- Task to carry out: How many of the lines below include "name"? Give the number and no other words.

Start of Rows

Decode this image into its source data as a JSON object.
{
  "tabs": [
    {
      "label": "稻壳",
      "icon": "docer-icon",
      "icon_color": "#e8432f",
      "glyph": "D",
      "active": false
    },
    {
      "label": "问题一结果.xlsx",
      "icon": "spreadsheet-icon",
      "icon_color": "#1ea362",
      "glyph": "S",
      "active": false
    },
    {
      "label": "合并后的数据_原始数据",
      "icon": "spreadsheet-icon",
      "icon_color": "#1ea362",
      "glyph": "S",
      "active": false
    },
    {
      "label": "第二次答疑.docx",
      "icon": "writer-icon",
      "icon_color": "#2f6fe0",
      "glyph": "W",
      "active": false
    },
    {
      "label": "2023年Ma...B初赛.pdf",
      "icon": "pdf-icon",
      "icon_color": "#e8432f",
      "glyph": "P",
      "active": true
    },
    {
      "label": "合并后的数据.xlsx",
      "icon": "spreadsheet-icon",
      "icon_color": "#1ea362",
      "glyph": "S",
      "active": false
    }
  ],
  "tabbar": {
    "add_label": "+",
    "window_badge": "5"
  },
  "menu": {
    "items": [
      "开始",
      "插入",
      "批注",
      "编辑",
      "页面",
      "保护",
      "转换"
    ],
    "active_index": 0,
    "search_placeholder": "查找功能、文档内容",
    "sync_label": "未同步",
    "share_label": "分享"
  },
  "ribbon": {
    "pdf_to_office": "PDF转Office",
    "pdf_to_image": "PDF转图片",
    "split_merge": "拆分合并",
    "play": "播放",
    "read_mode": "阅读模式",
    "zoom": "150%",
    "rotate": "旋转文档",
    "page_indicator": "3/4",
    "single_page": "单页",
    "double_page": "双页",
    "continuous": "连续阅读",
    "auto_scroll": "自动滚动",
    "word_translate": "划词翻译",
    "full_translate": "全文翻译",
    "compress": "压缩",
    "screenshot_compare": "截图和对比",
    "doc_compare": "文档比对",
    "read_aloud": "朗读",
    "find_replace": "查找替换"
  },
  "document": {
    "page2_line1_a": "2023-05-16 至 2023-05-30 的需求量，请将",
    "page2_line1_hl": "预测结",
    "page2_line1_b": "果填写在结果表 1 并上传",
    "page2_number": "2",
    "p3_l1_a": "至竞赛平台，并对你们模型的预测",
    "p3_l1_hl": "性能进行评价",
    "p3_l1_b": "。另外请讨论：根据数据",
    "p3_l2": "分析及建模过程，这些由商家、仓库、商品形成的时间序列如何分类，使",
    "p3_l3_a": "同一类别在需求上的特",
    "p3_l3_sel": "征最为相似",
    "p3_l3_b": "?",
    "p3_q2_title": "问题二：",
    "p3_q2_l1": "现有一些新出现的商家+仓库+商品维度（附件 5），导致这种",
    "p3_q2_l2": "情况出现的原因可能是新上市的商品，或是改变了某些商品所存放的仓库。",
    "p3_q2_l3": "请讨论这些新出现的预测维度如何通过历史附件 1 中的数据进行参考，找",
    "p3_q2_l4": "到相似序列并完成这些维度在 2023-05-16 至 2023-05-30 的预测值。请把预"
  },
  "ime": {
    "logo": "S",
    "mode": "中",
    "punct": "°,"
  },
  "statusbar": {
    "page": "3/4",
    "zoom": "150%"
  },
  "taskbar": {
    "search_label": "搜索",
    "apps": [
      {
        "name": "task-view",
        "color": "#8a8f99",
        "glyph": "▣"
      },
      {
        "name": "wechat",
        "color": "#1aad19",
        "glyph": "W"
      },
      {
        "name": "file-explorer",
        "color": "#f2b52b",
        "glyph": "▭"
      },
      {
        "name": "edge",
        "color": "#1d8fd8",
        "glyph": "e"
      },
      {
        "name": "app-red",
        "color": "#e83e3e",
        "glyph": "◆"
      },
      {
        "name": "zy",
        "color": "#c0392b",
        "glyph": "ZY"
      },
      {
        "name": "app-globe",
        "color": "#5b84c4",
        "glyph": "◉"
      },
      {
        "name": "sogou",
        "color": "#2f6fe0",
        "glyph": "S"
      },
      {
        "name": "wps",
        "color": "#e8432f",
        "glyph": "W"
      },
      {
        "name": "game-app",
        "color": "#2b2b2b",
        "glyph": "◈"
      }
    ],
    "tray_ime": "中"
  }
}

End of Rows

- Expected output: 10